Present the following data again exactly as it is shown.

▶ _INPUT ROWS_

◆ ◆ ◆ ◆ ◆

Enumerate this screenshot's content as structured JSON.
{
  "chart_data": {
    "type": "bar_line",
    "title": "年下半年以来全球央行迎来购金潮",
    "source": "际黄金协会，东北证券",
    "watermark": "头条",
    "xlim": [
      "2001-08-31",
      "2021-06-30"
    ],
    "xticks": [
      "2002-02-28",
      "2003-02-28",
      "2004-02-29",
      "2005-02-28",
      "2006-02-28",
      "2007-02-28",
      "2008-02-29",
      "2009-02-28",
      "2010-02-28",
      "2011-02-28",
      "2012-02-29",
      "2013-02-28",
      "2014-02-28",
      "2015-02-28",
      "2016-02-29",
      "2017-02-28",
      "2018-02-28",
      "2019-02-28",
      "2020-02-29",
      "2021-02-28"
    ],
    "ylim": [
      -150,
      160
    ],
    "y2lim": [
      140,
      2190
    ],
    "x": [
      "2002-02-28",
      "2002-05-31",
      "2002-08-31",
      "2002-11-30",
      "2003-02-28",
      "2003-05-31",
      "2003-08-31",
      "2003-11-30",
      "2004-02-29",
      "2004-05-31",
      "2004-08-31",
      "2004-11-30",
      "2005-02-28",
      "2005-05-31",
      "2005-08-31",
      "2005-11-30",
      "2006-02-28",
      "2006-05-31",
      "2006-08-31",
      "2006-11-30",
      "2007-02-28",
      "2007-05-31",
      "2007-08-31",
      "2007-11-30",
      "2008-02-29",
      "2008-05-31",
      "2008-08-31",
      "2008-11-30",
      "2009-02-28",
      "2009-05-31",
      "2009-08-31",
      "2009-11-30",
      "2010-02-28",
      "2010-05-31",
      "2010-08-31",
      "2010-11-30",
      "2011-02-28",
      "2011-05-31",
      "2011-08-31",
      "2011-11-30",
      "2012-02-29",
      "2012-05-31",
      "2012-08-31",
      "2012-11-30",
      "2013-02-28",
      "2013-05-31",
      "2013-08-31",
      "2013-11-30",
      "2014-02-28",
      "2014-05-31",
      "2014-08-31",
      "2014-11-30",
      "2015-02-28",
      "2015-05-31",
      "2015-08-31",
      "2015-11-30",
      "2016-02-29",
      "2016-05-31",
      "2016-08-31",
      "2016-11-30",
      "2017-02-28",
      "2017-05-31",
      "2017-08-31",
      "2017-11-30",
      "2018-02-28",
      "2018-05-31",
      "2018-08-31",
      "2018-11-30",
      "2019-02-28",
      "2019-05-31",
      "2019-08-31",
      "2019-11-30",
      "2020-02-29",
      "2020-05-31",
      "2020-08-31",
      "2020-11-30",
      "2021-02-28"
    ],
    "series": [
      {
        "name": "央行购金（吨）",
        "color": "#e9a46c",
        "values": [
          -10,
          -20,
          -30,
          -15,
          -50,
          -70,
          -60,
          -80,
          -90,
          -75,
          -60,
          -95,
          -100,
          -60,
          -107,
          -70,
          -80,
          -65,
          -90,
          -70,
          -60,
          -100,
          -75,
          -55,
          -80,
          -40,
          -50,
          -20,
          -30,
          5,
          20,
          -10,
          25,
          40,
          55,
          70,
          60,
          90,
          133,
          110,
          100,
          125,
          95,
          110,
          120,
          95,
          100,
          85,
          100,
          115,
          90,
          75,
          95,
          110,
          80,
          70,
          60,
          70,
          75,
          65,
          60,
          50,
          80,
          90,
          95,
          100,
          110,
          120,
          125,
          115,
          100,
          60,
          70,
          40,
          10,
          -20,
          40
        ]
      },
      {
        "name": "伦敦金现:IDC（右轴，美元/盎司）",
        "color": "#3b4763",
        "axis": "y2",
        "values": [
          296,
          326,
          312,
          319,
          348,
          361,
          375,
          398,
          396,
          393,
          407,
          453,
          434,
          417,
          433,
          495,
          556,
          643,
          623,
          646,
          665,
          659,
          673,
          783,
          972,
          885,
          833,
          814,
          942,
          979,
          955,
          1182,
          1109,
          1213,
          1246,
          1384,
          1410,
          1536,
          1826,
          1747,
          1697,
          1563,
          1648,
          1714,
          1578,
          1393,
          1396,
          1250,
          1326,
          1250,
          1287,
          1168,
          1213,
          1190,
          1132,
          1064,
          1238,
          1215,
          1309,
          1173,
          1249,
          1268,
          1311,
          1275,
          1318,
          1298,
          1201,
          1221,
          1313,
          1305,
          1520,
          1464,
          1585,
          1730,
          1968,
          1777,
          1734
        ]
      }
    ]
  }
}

◆ ◆ ◆ ◆ ◆

▶ _TASK ANSWER_
Enumerate this screenshot's content as structured JSON.
{
  "chart_data": {
    "type": "bar_line",
    "title": "年下半年以来全球央行迎来购金潮",
    "source": "际黄金协会，东北证券",
    "watermark": "头条",
    "xlim": [
      "2001-08-31",
      "2021-06-30"
    ],
    "xticks": [
      "2002-02-28",
      "2003-02-28",
      "2004-02-29",
      "2005-02-28",
      "2006-02-28",
      "2007-02-28",
      "2008-02-29",
      "2009-02-28",
      "2010-02-28",
      "2011-02-28",
      "2012-02-29",
      "2013-02-28",
      "2014-02-28",
      "2015-02-28",
      "2016-02-29",
      "2017-02-28",
      "2018-02-28",
      "2019-02-28",
      "2020-02-29",
      "2021-02-28"
    ],
    "ylim": [
      -150,
      160
    ],
    "y2lim": [
      140,
      2190
    ],
    "x": [
      "2002-02-28",
      "2002-05-31",
      "2002-08-31",
      "2002-11-30",
      "2003-02-28",
      "2003-05-31",
      "2003-08-31",
      "2003-11-30",
      "2004-02-29",
      "2004-05-31",
      "2004-08-31",
      "2004-11-30",
      "2005-02-28",
      "2005-05-31",
      "2005-08-31",
      "2005-11-30",
      "2006-02-28",
      "2006-05-31",
      "2006-08-31",
      "2006-11-30",
      "2007-02-28",
      "2007-05-31",
      "2007-08-31",
      "2007-11-30",
      "2008-02-29",
      "2008-05-31",
      "2008-08-31",
      "2008-11-30",
      "2009-02-28",
      "2009-05-31",
      "2009-08-31",
      "2009-11-30",
      "2010-02-28",
      "2010-05-31",
      "2010-08-31",
      "2010-11-30",
      "2011-02-28",
      "2011-05-31",
      "2011-08-31",
      "2011-11-30",
      "2012-02-29",
      "2012-05-31",
      "2012-08-31",
      "2012-11-30",
      "2013-02-28",
      "2013-05-31",
      "2013-08-31",
      "2013-11-30",
      "2014-02-28",
      "2014-05-31",
      "2014-08-31",
      "2014-11-30",
      "2015-02-28",
      "2015-05-31",
      "2015-08-31",
      "2015-11-30",
      "2016-02-29",
      "2016-05-31",
      "2016-08-31",
      "2016-11-30",
      "2017-02-28",
      "2017-05-31",
      "2017-08-31",
      "2017-11-30",
      "2018-02-28",
      "2018-05-31",
      "2018-08-31",
      "2018-11-30",
      "2019-02-28",
      "2019-05-31",
      "2019-08-31",
      "2019-11-30",
      "2020-02-29",
      "2020-05-31",
      "2020-08-31",
      "2020-11-30",
      "2021-02-28"
    ],
    "series": [
      {
        "name": "央行购金（吨）",
        "color": "#e9a46c",
        "values": [
          -10,
          -20,
          -30,
          -15,
          -50,
          -70,
          -60,
          -80,
          -90,
          -75,
          -60,
          -95,
          -100,
          -60,
          -107,
          -70,
          -80,
          -65,
          -90,
          -70,
          -60,
          -100,
          -75,
          -55,
          -80,
          -40,
          -50,
          -20,
          -30,
          5,
          20,
          -10,
          25,
          40,
          55,
          70,
          60,
          90,
          133,
          110,
          100,
          125,
          95,
          110,
          120,
          95,
          100,
          85,
          100,
          115,
          90,
          75,
          95,
          110,
          80,
          70,
          60,
          70,
          75,
          65,
          60,
          50,
          80,
          90,
          95,
          100,
          110,
          120,
          125,
          115,
          100,
          60,
          70,
          40,
          10,
          -20,
          40
        ]
      },
      {
        "name": "伦敦金现:IDC（右轴，美元/盎司）",
        "color": "#3b4763",
        "axis": "y2",
        "values": [
          296,
          326,
          312,
          319,
          348,
          361,
          375,
          398,
          396,
          393,
          407,
          453,
          434,
          417,
          433,
          495,
          556,
          643,
          623,
          646,
          665,
          659,
          673,
          783,
          972,
          885,
          833,
          814,
          942,
          979,
          955,
          1182,
          1109,
          1213,
          1246,
          1384,
          1410,
          1536,
          1826,
          1747,
          1697,
          1563,
          1648,
          1714,
          1578,
          1393,
          1396,
          1250,
          1326,
          1250,
          1287,
          1168,
          1213,
          1190,
          1132,
          1064,
          1238,
          1215,
          1309,
          1173,
          1249,
          1268,
          1311,
          1275,
          1318,
          1298,
          1201,
          1221,
          1313,
          1305,
          1520,
          1464,
          1585,
          1730,
          1968,
          1777,
          1734
        ]
      }
    ]
  }
}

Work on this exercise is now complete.